■ WRITTEN EXERCISE
Repeat the material below exactly, line for line.

────

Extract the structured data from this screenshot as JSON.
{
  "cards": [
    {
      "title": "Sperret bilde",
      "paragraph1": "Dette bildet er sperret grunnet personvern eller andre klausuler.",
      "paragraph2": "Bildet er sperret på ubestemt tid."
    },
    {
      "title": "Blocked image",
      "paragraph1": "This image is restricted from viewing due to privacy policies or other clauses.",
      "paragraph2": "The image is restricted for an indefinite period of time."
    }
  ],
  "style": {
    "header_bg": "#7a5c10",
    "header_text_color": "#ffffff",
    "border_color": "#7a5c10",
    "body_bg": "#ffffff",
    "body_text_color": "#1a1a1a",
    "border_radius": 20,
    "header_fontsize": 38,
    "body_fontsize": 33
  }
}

────

■ CORRECT RESPONSE
Extract the structured data from this screenshot as JSON.
{
  "cards": [
    {
      "title": "Sperret bilde",
      "paragraph1": "Dette bildet er sperret grunnet personvern eller andre klausuler.",
      "paragraph2": "Bildet er sperret på ubestemt tid."
    },
    {
      "title": "Blocked image",
      "paragraph1": "This image is restricted from viewing due to privacy policies or other clauses.",
      "paragraph2": "The image is restricted for an indefinite period of time."
    }
  ],
  "style": {
    "header_bg": "#7a5c10",
    "header_text_color": "#ffffff",
    "border_color": "#7a5c10",
    "body_bg": "#ffffff",
    "body_text_color": "#1a1a1a",
    "border_radius": 20,
    "header_fontsize": 38,
    "body_fontsize": 33
  }
}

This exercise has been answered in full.